▸ Request: Show every line in the records below that contains the word "Beneficiary".

▸ Data for processing:
::::

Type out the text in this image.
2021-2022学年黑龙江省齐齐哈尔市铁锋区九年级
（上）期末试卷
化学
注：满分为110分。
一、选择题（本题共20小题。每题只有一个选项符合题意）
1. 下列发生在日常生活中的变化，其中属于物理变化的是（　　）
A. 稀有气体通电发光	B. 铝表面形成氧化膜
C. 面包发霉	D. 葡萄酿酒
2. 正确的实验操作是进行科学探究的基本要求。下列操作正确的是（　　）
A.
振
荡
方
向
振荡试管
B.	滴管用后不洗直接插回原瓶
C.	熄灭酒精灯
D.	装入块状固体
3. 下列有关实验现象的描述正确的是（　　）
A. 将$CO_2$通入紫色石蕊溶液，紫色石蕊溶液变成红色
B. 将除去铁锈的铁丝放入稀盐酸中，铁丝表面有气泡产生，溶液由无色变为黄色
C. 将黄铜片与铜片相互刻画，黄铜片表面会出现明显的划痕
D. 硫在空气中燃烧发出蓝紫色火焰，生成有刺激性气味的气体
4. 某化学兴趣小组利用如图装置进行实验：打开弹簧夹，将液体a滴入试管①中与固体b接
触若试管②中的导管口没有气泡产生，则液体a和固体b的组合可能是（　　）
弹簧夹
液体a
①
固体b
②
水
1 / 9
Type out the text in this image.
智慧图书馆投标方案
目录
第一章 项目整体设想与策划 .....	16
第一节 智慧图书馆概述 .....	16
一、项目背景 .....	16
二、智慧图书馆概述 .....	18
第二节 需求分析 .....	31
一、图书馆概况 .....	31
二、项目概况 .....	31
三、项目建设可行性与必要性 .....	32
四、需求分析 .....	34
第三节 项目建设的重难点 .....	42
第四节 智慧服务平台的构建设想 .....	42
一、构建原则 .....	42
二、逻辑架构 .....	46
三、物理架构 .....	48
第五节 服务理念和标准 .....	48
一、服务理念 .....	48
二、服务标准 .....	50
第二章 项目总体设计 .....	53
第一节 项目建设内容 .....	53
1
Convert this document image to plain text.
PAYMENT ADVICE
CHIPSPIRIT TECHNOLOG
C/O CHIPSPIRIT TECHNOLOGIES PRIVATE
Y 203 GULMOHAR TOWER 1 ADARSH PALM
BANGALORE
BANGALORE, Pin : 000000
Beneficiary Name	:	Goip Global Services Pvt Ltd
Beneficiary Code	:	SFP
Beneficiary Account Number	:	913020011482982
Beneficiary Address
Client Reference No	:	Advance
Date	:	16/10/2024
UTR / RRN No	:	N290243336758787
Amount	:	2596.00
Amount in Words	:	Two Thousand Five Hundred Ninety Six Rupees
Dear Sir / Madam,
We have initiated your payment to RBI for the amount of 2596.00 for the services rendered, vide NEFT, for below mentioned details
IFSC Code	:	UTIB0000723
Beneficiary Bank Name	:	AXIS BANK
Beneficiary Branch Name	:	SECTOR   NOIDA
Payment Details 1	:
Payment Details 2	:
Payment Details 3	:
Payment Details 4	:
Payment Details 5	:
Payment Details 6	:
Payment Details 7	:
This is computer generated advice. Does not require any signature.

::::

▸ Result:
Beneficiary Name	:	Goip Global Services Pvt Ltd
Beneficiary Code	:	SFP
Beneficiary Account Number	:	913020011482982
Beneficiary Address
Beneficiary Bank Name	:	AXIS BANK
Beneficiary Branch Name	:	SECTOR   NOIDA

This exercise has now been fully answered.